» Work to complete
Check each line of the entries below for the string "Lackirer" and state how many lines have it, with no other text.

» Records provided
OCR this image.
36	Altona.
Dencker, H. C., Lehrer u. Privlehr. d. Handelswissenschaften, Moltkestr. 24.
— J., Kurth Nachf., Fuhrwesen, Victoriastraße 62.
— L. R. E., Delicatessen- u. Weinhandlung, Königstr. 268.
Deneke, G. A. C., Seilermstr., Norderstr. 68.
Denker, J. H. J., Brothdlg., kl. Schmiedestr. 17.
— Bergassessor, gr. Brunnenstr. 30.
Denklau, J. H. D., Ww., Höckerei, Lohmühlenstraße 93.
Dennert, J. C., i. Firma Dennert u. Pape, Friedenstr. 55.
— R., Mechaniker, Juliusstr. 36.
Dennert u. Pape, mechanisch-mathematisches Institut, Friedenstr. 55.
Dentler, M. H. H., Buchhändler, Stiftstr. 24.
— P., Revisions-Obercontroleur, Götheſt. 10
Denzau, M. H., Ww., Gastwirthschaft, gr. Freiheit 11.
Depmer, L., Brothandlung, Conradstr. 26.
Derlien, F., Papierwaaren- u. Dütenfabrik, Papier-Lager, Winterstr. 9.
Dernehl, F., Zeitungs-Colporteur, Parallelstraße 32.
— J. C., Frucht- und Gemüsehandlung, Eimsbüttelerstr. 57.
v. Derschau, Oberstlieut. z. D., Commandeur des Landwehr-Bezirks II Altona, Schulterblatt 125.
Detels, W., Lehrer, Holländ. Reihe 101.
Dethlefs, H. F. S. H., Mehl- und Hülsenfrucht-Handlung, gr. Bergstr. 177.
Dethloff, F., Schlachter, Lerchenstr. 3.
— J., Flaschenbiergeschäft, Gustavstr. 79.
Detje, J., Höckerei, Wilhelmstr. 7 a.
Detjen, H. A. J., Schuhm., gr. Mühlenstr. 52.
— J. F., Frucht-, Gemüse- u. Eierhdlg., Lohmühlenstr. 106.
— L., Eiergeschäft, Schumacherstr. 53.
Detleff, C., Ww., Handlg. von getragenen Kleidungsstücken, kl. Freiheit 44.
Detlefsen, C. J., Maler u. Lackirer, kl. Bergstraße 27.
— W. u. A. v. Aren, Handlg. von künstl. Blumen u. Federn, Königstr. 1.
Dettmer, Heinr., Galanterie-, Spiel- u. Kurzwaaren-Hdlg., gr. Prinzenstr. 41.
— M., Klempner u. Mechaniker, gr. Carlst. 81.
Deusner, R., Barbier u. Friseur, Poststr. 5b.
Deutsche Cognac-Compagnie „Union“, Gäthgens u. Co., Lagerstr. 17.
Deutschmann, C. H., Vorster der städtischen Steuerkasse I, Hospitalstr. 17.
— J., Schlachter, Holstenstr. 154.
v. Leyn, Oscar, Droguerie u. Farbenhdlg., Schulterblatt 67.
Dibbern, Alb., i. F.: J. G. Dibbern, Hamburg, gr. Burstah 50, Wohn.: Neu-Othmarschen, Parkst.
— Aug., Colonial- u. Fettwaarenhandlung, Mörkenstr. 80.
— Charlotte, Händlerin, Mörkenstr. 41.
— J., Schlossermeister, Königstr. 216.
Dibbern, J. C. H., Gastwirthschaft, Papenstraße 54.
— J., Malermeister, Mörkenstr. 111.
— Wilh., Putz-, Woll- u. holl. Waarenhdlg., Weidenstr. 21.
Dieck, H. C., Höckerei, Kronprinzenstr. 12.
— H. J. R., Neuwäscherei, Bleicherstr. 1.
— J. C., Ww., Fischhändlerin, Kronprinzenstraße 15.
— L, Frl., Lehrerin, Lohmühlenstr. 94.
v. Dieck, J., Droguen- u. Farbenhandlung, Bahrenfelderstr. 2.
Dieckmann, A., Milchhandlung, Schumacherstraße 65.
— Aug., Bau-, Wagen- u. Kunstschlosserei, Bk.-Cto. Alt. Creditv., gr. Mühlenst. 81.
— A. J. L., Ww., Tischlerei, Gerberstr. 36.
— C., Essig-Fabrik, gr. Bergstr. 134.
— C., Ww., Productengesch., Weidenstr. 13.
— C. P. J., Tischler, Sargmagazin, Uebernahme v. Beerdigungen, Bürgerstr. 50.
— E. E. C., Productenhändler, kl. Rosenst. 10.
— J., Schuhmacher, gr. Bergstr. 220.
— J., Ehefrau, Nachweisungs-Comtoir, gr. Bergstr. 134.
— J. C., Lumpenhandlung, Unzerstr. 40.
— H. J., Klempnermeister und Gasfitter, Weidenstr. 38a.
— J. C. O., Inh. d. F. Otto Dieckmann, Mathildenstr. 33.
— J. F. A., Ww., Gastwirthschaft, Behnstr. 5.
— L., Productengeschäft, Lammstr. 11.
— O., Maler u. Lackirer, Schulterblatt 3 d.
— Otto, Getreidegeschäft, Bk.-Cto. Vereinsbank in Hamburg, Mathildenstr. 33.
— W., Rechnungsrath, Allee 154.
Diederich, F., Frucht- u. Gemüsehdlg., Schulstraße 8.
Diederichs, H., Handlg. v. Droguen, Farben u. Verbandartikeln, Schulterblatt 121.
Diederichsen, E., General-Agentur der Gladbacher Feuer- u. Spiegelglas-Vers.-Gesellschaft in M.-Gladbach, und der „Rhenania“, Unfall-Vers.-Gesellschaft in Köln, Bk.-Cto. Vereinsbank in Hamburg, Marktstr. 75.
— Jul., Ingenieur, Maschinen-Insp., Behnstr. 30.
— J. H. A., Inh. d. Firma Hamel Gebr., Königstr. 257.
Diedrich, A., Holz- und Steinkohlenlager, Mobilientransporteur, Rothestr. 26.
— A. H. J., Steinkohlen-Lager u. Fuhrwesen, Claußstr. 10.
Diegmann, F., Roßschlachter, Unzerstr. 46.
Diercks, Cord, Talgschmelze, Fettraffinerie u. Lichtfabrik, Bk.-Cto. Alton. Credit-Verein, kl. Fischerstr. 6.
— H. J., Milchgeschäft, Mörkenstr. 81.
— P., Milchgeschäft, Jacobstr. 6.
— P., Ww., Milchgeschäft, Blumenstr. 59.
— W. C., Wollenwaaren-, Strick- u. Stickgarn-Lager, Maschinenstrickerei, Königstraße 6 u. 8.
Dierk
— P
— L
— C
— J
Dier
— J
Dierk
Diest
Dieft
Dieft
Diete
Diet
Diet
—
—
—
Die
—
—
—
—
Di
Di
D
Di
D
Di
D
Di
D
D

» Completed exercise
2